■ **DIRECTIONS FOR THIS TASK**
Extract every line that includes the string "JSON".

■ **MATERIALS PROVIDED**
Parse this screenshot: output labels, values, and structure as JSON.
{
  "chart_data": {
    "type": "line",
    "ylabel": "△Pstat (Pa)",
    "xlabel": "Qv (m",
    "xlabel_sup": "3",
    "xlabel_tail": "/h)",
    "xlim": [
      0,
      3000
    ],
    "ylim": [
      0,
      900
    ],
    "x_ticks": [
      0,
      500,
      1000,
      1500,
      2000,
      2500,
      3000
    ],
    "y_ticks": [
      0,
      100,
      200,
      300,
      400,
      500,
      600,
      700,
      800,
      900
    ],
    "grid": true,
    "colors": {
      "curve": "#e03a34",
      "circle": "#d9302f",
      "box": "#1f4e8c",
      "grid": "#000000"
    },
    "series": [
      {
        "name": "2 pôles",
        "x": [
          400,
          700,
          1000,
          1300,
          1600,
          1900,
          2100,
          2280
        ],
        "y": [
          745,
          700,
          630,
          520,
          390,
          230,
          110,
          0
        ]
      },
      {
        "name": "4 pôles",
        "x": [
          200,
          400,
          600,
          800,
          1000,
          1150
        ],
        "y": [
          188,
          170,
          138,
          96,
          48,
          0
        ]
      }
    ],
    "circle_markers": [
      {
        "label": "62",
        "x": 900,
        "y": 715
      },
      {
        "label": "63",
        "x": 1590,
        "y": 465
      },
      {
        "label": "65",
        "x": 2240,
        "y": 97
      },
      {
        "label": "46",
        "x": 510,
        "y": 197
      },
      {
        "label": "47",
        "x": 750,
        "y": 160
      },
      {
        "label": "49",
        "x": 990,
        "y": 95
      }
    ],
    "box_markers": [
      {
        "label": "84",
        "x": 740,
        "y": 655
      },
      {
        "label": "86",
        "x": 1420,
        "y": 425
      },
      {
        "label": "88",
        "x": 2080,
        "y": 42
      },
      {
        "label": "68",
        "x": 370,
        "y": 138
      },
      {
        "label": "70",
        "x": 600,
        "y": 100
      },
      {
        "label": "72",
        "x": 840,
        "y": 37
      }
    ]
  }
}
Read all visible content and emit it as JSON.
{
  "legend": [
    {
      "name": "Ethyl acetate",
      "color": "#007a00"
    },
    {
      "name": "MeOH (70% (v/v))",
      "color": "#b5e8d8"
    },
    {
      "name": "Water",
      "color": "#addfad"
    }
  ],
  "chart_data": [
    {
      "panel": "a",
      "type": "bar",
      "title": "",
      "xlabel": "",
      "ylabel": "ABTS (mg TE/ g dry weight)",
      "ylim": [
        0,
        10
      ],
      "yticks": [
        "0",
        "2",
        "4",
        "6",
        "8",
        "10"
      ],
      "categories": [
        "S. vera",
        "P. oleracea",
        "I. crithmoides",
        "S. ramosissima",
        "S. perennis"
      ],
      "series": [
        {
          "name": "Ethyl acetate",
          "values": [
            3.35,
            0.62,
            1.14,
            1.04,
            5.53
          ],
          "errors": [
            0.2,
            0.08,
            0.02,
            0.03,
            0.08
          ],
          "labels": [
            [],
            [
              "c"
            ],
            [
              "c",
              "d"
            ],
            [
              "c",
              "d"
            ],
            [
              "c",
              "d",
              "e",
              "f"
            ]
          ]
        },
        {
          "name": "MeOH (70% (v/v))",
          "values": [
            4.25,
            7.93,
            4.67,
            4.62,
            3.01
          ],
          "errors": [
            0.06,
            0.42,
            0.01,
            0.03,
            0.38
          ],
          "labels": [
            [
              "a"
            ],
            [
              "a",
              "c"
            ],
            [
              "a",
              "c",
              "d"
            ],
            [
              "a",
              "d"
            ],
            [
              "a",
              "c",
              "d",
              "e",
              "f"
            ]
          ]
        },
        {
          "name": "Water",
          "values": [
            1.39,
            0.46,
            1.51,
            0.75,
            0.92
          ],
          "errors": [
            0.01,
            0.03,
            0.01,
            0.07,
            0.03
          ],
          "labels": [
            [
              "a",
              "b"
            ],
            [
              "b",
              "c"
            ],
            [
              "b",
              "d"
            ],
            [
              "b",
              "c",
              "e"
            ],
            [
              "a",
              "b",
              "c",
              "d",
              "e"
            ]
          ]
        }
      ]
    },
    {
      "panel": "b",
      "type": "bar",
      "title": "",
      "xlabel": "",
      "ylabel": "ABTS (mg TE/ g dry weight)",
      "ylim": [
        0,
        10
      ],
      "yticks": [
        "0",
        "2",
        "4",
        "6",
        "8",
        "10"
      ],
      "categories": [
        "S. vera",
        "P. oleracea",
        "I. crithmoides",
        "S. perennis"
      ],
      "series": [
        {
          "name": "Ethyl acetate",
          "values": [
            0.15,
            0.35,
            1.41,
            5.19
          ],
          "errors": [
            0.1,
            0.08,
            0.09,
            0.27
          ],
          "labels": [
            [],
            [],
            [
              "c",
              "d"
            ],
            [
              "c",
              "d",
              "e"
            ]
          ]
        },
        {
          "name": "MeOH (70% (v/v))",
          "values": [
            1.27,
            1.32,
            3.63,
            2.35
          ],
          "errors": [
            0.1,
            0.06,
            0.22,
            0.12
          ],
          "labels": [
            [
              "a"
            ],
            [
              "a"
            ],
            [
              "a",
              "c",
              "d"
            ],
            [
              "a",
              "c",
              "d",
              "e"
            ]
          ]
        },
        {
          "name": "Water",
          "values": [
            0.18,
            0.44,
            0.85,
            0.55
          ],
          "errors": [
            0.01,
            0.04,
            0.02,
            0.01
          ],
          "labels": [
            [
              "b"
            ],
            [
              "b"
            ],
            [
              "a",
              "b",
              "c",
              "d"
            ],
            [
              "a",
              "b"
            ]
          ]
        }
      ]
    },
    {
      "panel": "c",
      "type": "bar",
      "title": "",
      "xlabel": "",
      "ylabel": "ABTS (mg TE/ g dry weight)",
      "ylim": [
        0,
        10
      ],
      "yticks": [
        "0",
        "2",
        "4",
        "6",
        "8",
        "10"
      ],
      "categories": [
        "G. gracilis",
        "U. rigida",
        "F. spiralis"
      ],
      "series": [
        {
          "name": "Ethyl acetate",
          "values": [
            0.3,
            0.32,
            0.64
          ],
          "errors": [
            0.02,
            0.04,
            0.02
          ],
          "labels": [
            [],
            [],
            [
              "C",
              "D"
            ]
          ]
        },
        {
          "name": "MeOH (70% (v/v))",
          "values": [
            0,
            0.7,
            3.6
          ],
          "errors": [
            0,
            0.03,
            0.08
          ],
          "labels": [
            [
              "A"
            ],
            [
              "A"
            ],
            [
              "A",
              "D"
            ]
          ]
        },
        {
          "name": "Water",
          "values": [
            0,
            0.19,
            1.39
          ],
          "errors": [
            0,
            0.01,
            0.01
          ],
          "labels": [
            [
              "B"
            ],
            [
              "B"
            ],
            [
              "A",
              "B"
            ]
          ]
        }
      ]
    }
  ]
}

■ **REPLY TO THE EXERCISE**
Parse this screenshot: output labels, values, and structure as JSON.
Read all visible content and emit it as JSON.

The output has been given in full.